**Task prompt:** Each line of the material must be returned exactly.

**Dataset records:**
#####

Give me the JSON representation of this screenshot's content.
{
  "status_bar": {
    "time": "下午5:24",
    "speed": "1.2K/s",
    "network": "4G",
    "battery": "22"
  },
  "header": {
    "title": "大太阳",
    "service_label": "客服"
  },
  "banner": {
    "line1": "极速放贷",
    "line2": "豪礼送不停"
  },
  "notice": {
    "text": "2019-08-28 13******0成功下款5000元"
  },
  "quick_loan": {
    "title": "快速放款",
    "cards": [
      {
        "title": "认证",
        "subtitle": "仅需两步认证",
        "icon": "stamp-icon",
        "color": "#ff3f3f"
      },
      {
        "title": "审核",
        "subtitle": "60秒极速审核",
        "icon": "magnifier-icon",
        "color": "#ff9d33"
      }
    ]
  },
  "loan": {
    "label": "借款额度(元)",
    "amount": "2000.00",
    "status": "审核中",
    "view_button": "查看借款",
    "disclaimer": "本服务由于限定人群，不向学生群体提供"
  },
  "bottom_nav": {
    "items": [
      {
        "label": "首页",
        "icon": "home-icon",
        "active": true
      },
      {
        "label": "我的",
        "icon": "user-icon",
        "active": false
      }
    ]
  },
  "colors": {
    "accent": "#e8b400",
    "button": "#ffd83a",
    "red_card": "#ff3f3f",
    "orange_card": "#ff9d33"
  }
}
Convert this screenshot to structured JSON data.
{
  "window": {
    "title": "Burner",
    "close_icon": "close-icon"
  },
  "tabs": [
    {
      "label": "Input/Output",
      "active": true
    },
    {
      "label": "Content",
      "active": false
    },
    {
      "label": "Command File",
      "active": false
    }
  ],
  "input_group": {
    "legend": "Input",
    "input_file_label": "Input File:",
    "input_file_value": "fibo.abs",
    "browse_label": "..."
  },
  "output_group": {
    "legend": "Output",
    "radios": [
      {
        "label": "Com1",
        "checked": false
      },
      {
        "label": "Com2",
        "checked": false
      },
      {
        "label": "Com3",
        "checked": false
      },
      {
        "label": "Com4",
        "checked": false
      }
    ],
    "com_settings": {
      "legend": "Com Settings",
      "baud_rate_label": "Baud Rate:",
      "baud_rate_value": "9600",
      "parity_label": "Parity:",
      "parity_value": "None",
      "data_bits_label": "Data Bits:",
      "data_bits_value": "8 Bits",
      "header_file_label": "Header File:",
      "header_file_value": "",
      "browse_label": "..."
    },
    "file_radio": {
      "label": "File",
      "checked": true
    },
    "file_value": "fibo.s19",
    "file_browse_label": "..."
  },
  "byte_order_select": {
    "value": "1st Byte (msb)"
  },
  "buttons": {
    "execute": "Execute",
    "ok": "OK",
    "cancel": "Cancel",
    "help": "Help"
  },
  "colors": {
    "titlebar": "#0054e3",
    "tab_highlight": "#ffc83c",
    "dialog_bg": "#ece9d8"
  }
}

#####

**The solution:**
Give me the JSON representation of this screenshot's content.
{
  "status_bar": {
    "time": "下午5:24",
    "speed": "1.2K/s",
    "network": "4G",
    "battery": "22"
  },
  "header": {
    "title": "大太阳",
    "service_label": "客服"
  },
  "banner": {
    "line1": "极速放贷",
    "line2": "豪礼送不停"
  },
  "notice": {
    "text": "2019-08-28 13******0成功下款5000元"
  },
  "quick_loan": {
    "title": "快速放款",
    "cards": [
      {
        "title": "认证",
        "subtitle": "仅需两步认证",
        "icon": "stamp-icon",
        "color": "#ff3f3f"
      },
      {
        "title": "审核",
        "subtitle": "60秒极速审核",
        "icon": "magnifier-icon",
        "color": "#ff9d33"
      }
    ]
  },
  "loan": {
    "label": "借款额度(元)",
    "amount": "2000.00",
    "status": "审核中",
    "view_button": "查看借款",
    "disclaimer": "本服务由于限定人群，不向学生群体提供"
  },
  "bottom_nav": {
    "items": [
      {
        "label": "首页",
        "icon": "home-icon",
        "active": true
      },
      {
        "label": "我的",
        "icon": "user-icon",
        "active": false
      }
    ]
  },
  "colors": {
    "accent": "#e8b400",
    "button": "#ffd83a",
    "red_card": "#ff3f3f",
    "orange_card": "#ff9d33"
  }
}
Convert this screenshot to structured JSON data.
{
  "window": {
    "title": "Burner",
    "close_icon": "close-icon"
  },
  "tabs": [
    {
      "label": "Input/Output",
      "active": true
    },
    {
      "label": "Content",
      "active": false
    },
    {
      "label": "Command File",
      "active": false
    }
  ],
  "input_group": {
    "legend": "Input",
    "input_file_label": "Input File:",
    "input_file_value": "fibo.abs",
    "browse_label": "..."
  },
  "output_group": {
    "legend": "Output",
    "radios": [
      {
        "label": "Com1",
        "checked": false
      },
      {
        "label": "Com2",
        "checked": false
      },
      {
        "label": "Com3",
        "checked": false
      },
      {
        "label": "Com4",
        "checked": false
      }
    ],
    "com_settings": {
      "legend": "Com Settings",
      "baud_rate_label": "Baud Rate:",
      "baud_rate_value": "9600",
      "parity_label": "Parity:",
      "parity_value": "None",
      "data_bits_label": "Data Bits:",
      "data_bits_value": "8 Bits",
      "header_file_label": "Header File:",
      "header_file_value": "",
      "browse_label": "..."
    },
    "file_radio": {
      "label": "File",
      "checked": true
    },
    "file_value": "fibo.s19",
    "file_browse_label": "..."
  },
  "byte_order_select": {
    "value": "1st Byte (msb)"
  },
  "buttons": {
    "execute": "Execute",
    "ok": "OK",
    "cancel": "Cancel",
    "help": "Help"
  },
  "colors": {
    "titlebar": "#0054e3",
    "tab_highlight": "#ffc83c",
    "dialog_bg": "#ece9d8"
  }
}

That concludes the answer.